(Excerpt from a dataset)
** Begin **

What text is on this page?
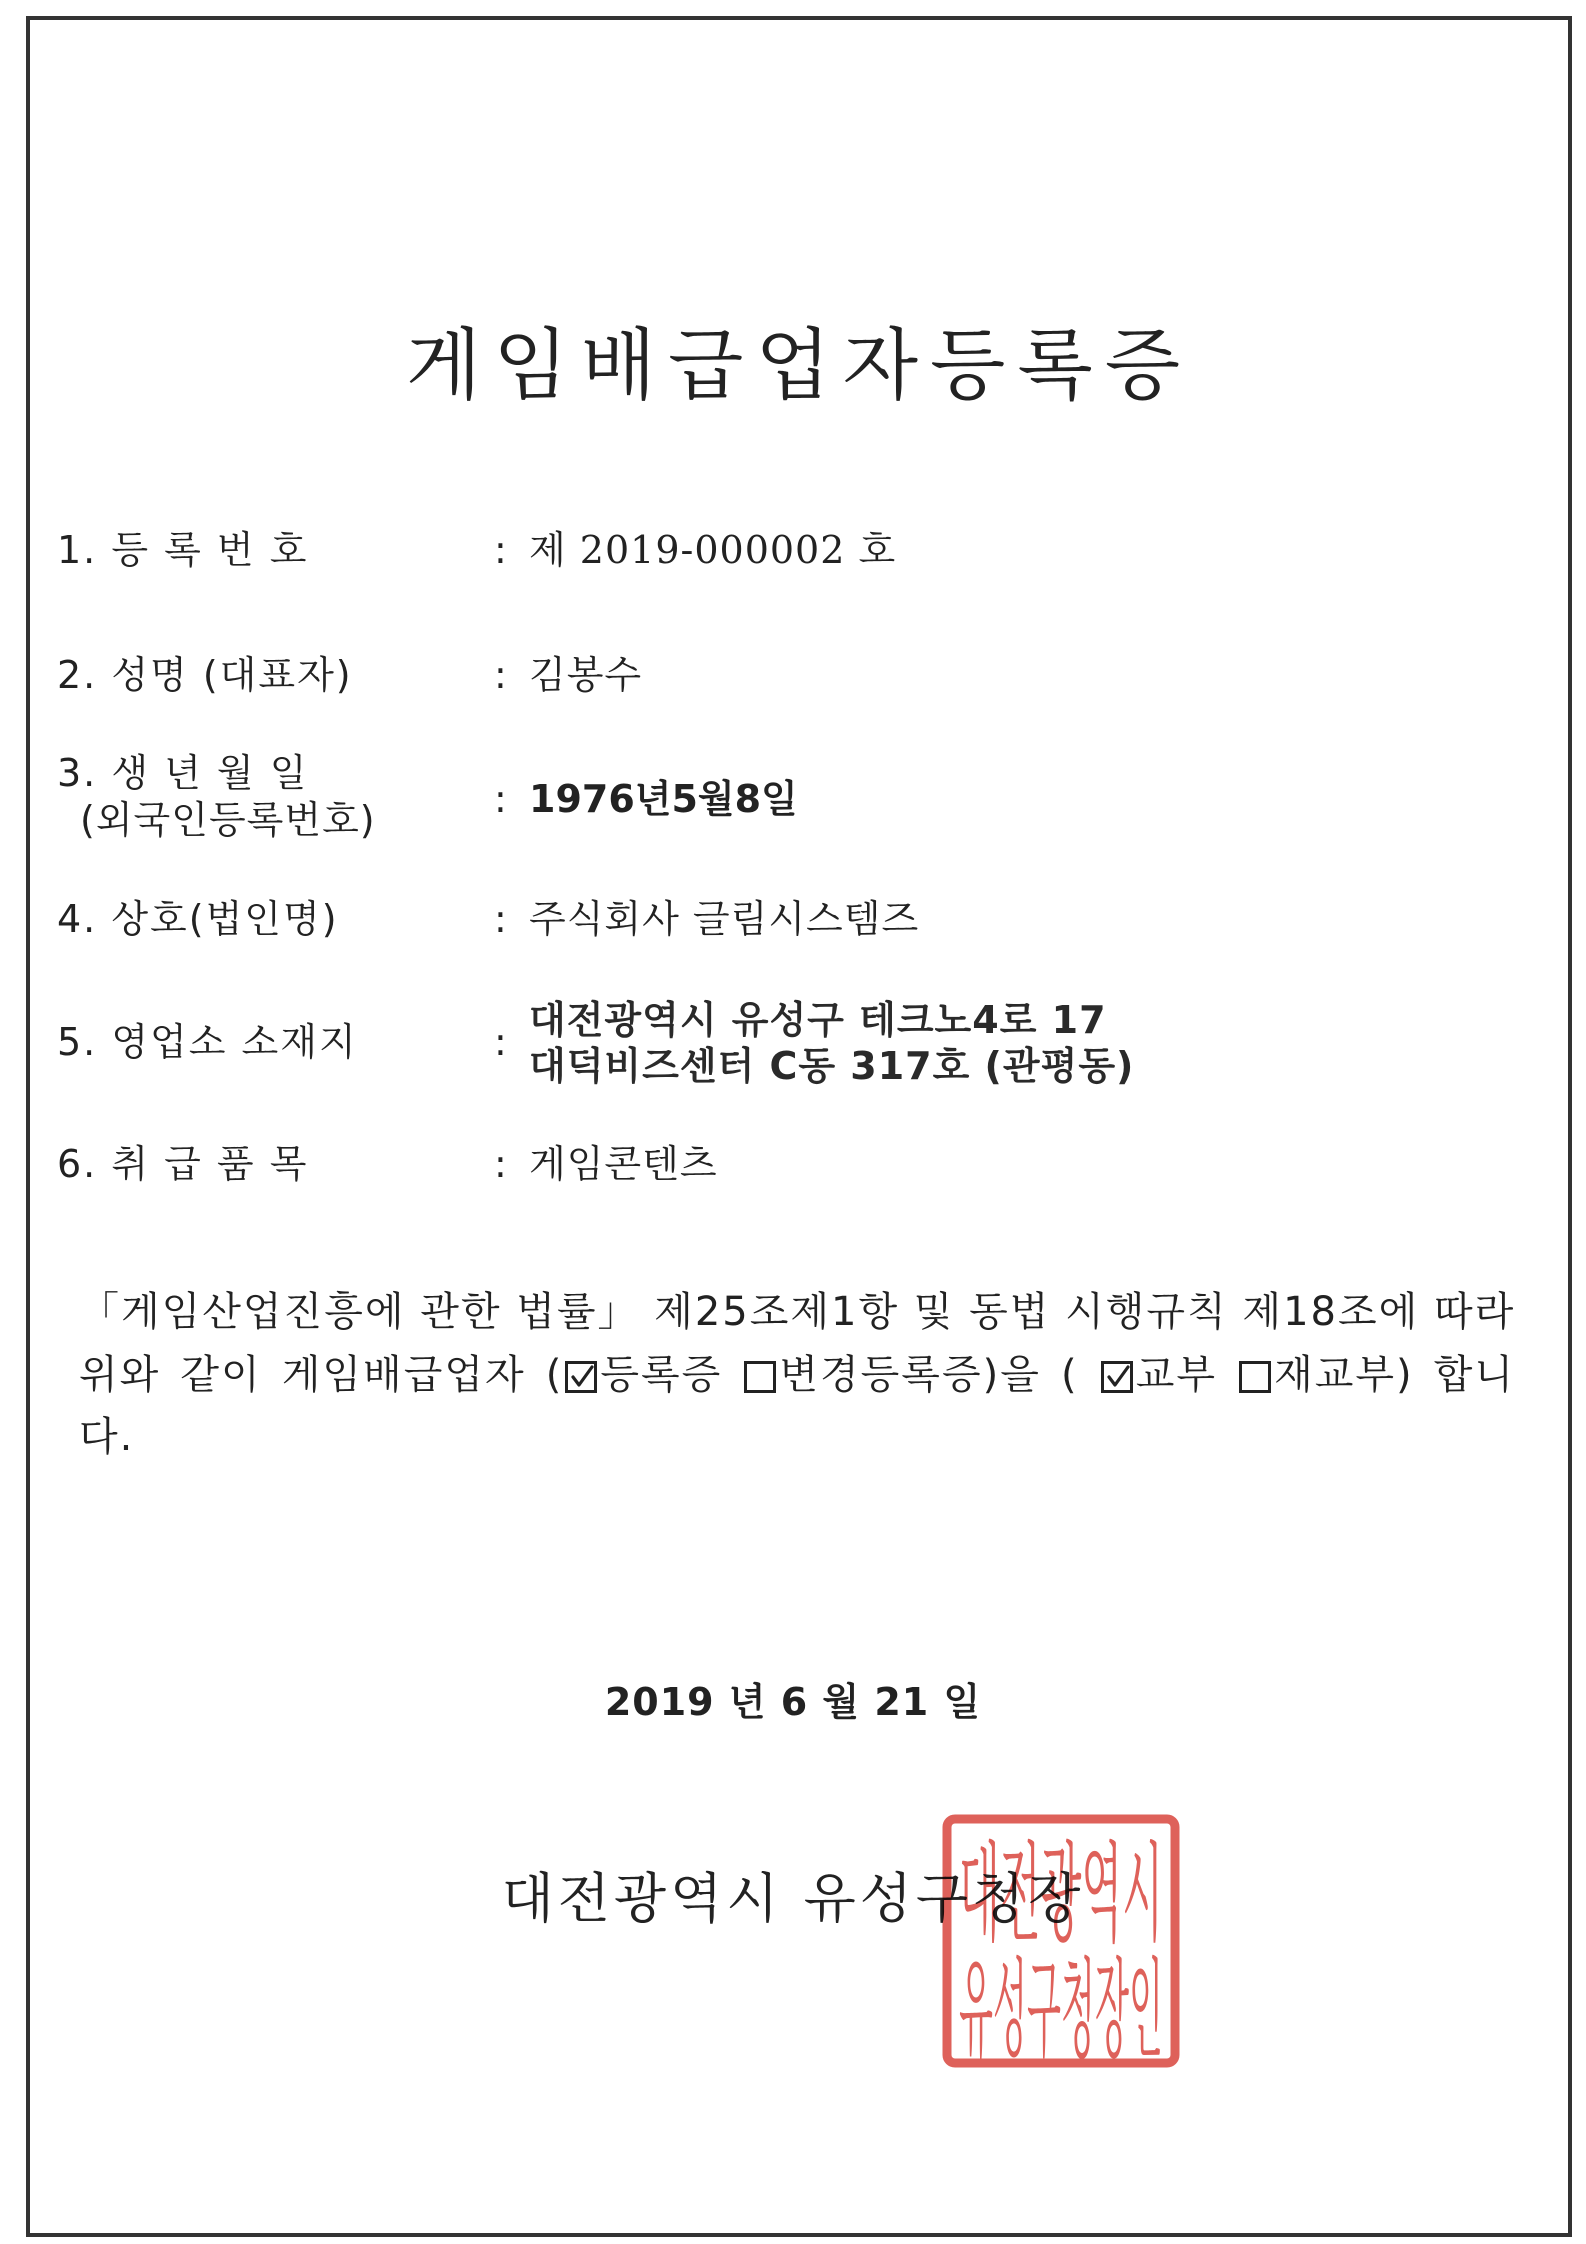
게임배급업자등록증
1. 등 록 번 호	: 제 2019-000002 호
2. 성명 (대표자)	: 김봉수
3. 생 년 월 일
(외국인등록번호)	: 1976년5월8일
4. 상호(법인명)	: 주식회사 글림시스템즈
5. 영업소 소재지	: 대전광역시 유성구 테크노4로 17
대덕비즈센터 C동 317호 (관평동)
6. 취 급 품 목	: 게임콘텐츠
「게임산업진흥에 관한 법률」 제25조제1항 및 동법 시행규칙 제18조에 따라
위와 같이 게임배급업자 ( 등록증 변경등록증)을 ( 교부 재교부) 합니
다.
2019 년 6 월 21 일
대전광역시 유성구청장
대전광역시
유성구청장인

** End **
** Begin **

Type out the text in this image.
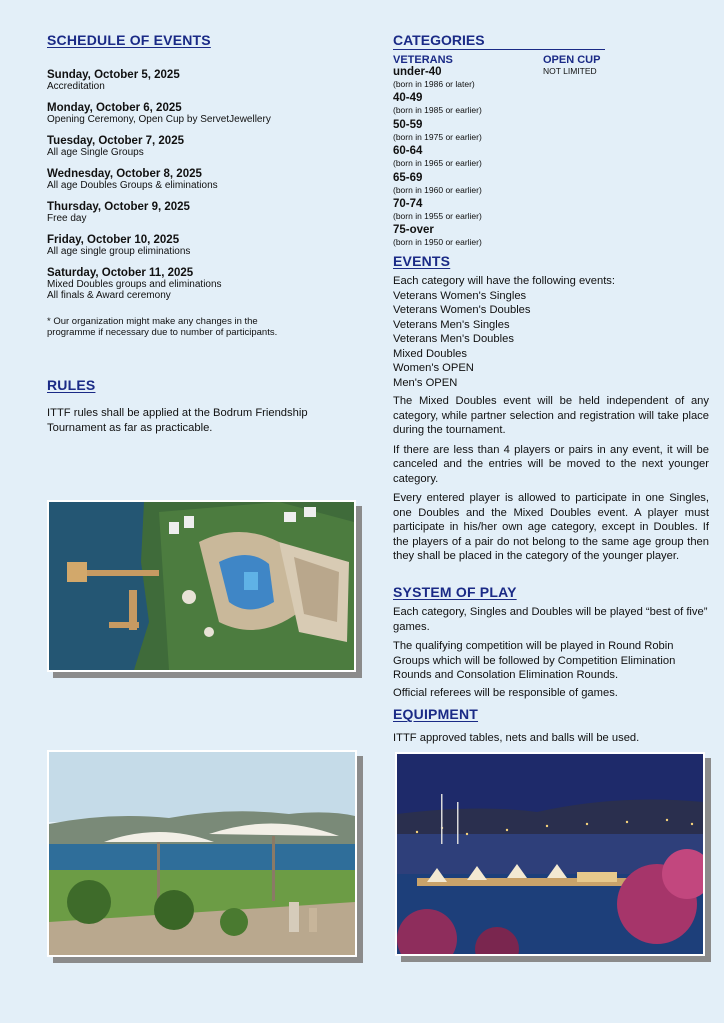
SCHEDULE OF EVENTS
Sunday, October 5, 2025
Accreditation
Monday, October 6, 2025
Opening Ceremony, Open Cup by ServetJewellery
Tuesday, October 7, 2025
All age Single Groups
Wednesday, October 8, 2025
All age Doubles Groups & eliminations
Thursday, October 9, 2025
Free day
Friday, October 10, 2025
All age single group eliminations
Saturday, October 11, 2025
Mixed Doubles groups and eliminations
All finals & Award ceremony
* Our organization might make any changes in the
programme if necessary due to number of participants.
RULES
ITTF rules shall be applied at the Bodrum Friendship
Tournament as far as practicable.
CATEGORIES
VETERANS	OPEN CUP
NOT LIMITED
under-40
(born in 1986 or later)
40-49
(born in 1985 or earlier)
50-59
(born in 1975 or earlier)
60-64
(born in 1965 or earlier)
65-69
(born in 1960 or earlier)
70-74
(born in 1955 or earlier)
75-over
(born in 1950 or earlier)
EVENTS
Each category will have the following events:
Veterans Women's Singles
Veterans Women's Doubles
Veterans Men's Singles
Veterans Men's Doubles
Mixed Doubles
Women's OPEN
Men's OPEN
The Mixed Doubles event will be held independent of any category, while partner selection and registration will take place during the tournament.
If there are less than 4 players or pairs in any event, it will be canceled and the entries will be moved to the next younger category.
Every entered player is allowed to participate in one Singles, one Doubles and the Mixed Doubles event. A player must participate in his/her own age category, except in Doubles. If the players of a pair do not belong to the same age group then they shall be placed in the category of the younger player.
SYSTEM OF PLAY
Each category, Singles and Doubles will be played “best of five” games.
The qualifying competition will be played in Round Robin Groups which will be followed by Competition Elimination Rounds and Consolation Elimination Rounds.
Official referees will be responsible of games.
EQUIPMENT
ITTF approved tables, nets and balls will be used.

** End **

-- WHAT THE TASK REQUIRES --
All lines above with "대전광역시" in them should be returned.

-- FINISHED ANSWER --
5. 영업소 소재지	: 대전광역시 유성구 테크노4로 17
대전광역시 유성구청장
대전광역시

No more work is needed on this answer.